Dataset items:
-- -- --
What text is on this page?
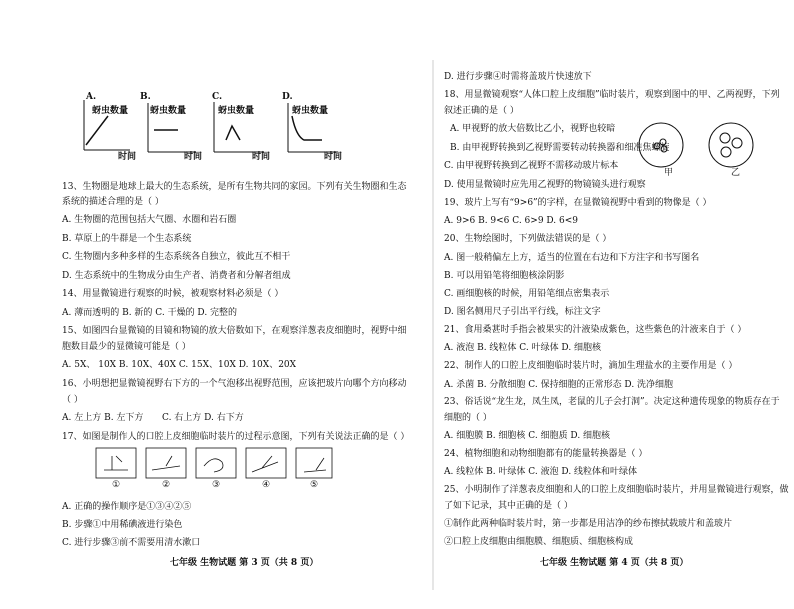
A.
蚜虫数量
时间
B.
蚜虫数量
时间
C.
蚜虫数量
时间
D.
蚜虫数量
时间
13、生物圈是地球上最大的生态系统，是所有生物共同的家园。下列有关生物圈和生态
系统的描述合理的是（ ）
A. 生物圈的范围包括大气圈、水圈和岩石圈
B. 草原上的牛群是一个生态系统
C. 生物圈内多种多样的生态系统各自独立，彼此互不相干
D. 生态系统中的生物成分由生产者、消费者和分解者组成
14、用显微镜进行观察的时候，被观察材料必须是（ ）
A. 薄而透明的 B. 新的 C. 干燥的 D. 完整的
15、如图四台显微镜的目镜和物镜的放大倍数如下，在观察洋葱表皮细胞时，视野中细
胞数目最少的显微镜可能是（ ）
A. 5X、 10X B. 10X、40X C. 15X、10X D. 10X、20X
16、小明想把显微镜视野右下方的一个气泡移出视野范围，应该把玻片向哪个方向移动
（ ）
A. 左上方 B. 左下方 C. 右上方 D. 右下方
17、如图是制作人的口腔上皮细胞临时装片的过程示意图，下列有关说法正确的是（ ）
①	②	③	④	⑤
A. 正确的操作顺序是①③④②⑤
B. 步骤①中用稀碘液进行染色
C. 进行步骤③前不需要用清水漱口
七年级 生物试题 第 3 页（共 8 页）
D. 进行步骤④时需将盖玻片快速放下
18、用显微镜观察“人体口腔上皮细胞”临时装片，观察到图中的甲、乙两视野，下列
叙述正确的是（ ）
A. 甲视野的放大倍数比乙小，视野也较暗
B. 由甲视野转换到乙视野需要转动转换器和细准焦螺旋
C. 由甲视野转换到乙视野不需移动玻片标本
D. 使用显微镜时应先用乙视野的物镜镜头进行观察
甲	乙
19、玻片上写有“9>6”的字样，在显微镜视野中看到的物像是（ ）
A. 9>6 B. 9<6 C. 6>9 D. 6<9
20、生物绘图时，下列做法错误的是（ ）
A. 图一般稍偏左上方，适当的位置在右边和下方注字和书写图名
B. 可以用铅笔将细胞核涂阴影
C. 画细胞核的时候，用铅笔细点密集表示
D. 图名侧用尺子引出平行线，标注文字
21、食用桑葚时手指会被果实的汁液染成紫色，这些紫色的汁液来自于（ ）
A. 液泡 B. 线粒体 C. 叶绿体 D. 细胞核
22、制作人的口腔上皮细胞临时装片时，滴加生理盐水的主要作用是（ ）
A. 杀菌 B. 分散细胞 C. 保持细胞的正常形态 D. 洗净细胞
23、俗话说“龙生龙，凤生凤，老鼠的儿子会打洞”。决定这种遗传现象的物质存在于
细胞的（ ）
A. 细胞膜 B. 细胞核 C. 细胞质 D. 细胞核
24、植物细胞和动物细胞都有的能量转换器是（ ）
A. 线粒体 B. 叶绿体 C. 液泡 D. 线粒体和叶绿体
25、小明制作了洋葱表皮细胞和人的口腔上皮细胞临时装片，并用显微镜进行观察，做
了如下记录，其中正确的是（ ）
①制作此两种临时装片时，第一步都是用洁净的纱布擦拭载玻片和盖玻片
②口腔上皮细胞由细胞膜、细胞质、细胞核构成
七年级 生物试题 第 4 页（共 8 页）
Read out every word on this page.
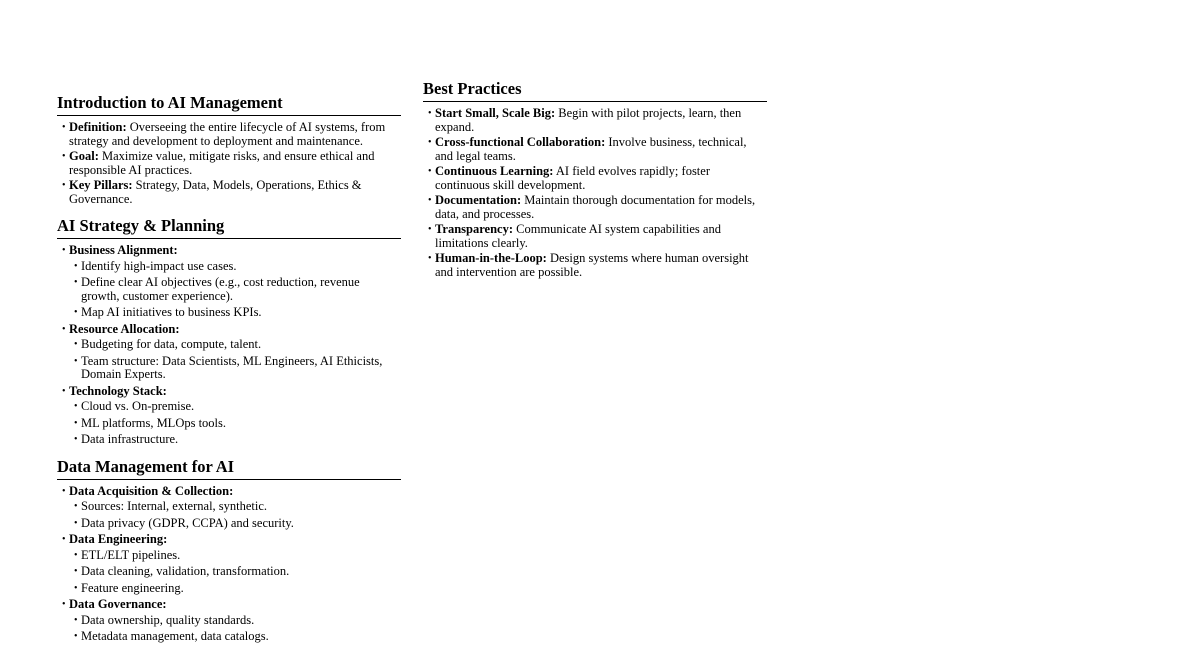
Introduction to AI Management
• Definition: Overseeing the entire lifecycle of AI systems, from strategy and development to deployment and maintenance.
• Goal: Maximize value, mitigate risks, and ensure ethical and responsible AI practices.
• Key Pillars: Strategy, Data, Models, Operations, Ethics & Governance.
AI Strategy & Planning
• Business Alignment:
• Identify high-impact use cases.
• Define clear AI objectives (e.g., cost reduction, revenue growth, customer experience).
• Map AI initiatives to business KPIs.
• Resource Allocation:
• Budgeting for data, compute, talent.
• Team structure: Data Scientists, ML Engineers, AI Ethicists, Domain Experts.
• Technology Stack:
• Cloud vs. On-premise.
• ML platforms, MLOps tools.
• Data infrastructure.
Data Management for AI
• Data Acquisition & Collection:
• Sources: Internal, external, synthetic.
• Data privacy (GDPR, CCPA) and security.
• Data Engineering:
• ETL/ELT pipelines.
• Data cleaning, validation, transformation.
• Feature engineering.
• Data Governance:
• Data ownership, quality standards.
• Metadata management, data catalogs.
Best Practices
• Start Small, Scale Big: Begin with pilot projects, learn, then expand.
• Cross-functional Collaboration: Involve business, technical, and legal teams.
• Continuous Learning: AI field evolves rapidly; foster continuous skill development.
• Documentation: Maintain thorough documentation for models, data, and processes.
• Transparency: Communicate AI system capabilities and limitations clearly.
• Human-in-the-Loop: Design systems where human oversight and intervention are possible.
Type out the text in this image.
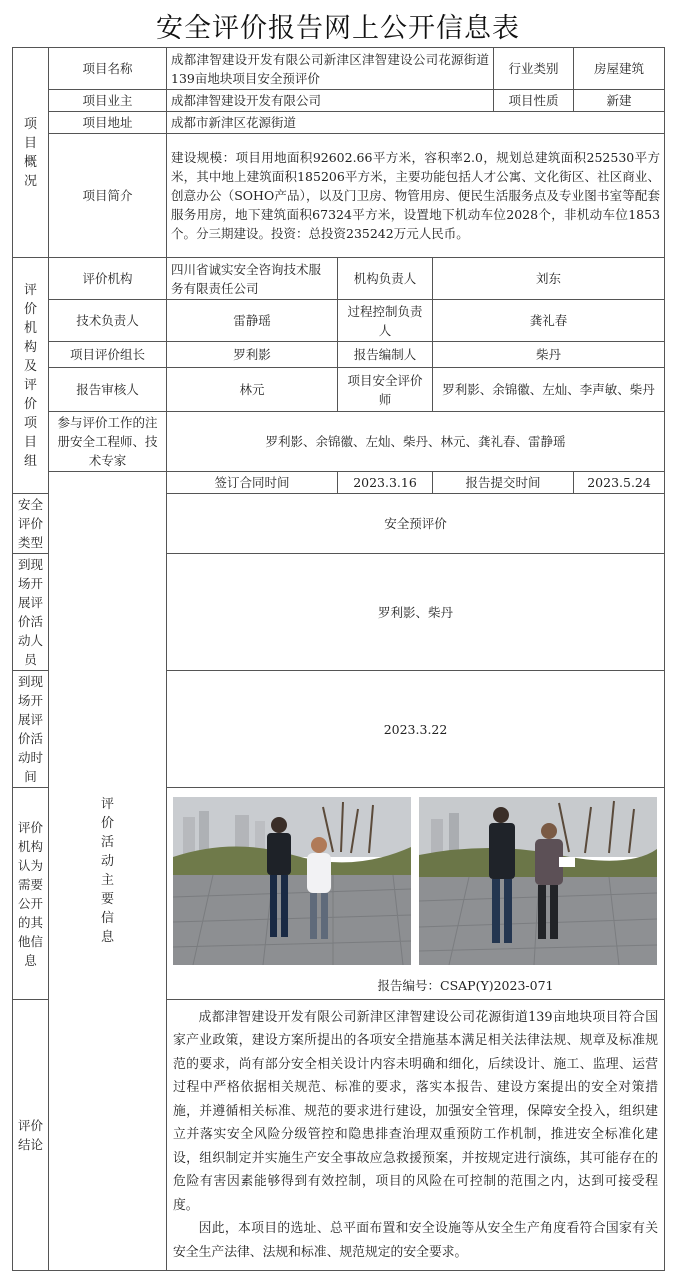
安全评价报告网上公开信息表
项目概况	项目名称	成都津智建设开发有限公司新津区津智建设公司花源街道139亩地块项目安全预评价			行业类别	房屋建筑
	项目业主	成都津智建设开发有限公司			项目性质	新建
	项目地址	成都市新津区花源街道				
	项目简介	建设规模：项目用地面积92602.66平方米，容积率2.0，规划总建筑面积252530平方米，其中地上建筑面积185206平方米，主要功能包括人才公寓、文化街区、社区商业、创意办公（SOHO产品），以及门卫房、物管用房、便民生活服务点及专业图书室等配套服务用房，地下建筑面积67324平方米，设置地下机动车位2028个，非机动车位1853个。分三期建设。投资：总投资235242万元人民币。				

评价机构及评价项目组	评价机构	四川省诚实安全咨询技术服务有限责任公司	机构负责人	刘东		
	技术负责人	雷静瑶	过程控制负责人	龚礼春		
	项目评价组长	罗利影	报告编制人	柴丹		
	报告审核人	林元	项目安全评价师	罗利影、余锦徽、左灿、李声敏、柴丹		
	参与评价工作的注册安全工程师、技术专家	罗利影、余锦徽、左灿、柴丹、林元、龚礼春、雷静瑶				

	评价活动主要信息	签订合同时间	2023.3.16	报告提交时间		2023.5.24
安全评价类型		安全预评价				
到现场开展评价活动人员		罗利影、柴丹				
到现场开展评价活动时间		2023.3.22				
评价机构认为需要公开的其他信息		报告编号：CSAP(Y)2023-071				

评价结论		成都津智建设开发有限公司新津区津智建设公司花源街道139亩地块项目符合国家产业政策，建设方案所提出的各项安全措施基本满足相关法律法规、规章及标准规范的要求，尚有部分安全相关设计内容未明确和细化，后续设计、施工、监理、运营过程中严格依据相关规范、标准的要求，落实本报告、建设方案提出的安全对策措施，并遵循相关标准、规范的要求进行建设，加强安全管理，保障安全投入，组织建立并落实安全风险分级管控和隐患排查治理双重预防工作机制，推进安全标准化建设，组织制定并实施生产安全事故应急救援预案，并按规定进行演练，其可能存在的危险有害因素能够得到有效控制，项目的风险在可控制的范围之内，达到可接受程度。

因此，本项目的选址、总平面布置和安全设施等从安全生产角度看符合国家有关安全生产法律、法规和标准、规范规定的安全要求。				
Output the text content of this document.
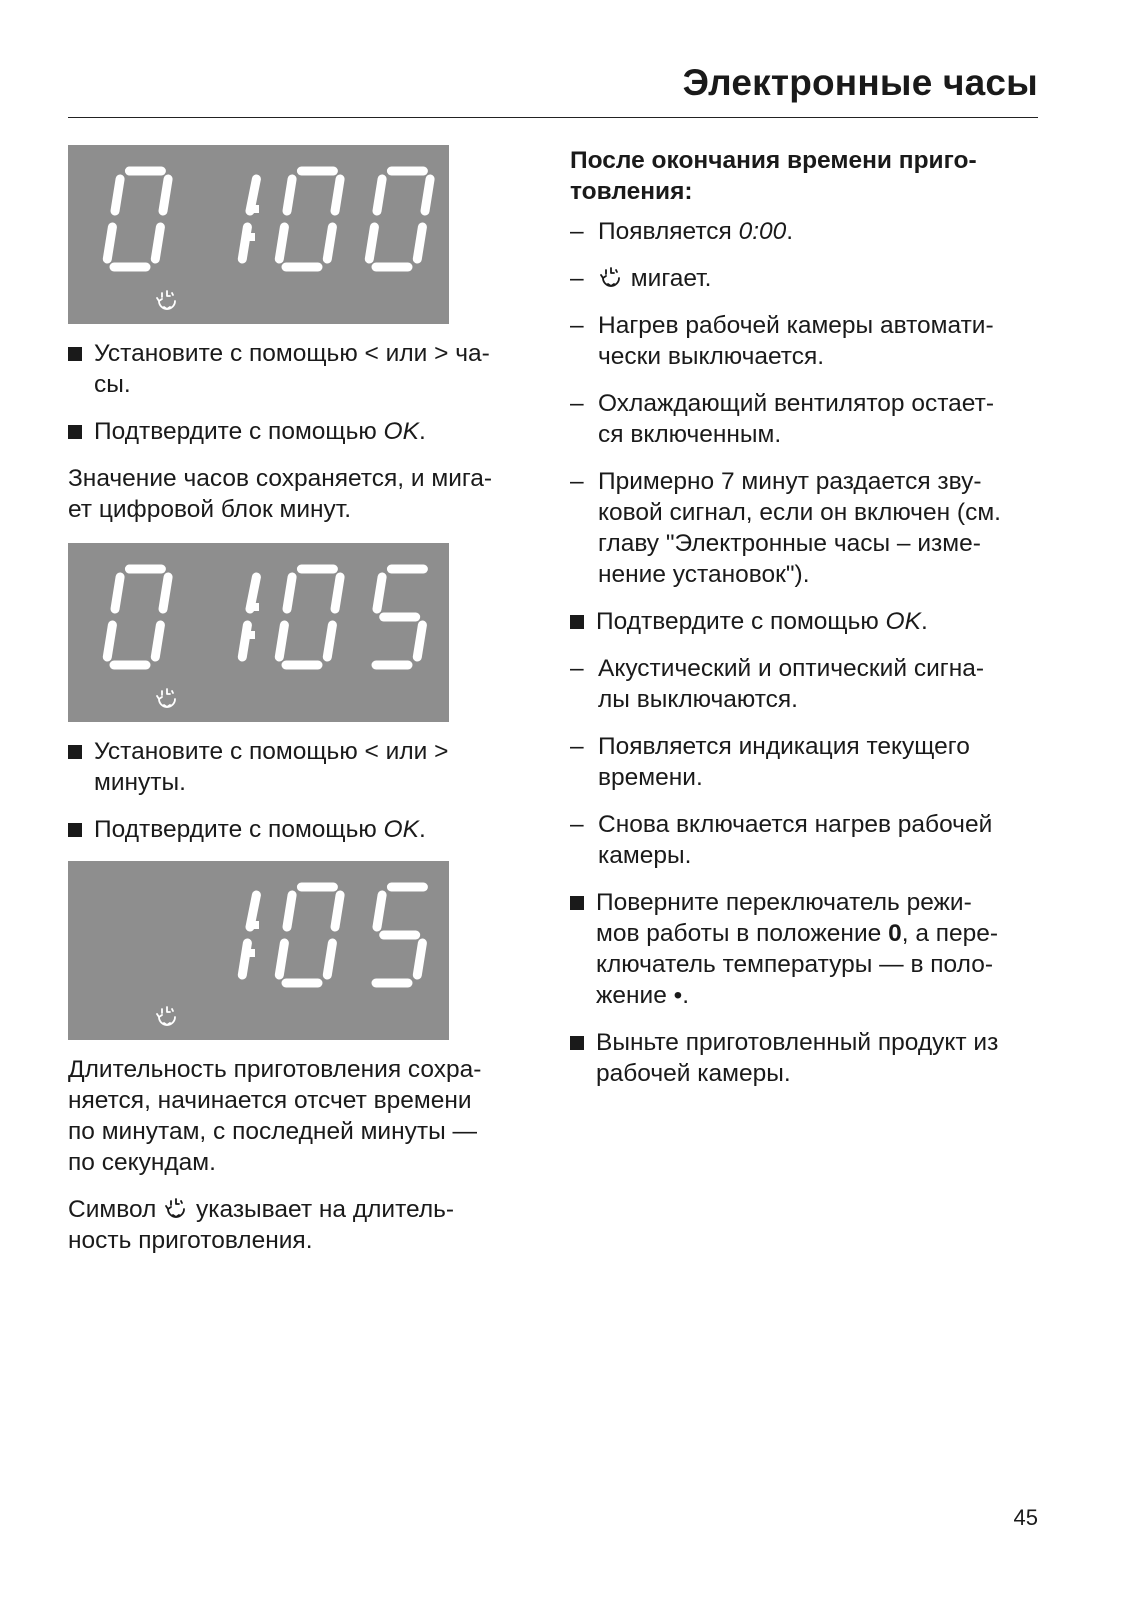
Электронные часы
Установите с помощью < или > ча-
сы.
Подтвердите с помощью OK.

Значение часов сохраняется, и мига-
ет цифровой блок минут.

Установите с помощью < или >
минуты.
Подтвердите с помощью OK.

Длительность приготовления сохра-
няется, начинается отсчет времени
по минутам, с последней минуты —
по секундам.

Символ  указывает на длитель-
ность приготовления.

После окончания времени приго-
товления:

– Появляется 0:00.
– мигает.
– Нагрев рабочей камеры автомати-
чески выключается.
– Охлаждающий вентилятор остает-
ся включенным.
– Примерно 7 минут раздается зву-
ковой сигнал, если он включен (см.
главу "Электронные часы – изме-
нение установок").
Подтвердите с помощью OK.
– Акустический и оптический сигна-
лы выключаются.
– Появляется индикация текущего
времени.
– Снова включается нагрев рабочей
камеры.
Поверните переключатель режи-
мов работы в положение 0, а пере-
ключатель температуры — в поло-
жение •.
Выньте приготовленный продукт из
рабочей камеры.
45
-- -- --
(The request) Extract only the lines from the line containing "Output the text content of this document." through the final line of the listing above, unchanged; pictures stay out of the copy.

(Exercise response)
Output the text content of this document.
Электронные часы
Установите с помощью < или > ча-
сы.
Подтвердите с помощью OK.

Значение часов сохраняется, и мига-
ет цифровой блок минут.

Установите с помощью < или >
минуты.
Подтвердите с помощью OK.

Длительность приготовления сохра-
няется, начинается отсчет времени
по минутам, с последней минуты —
по секундам.

Символ  указывает на длитель-
ность приготовления.

После окончания времени приго-
товления:

– Появляется 0:00.
– мигает.
– Нагрев рабочей камеры автомати-
чески выключается.
– Охлаждающий вентилятор остает-
ся включенным.
– Примерно 7 минут раздается зву-
ковой сигнал, если он включен (см.
главу "Электронные часы – изме-
нение установок").
Подтвердите с помощью OK.
– Акустический и оптический сигна-
лы выключаются.
– Появляется индикация текущего
времени.
– Снова включается нагрев рабочей
камеры.
Поверните переключатель режи-
мов работы в положение 0, а пере-
ключатель температуры — в поло-
жение •.
Выньте приготовленный продукт из
рабочей камеры.
45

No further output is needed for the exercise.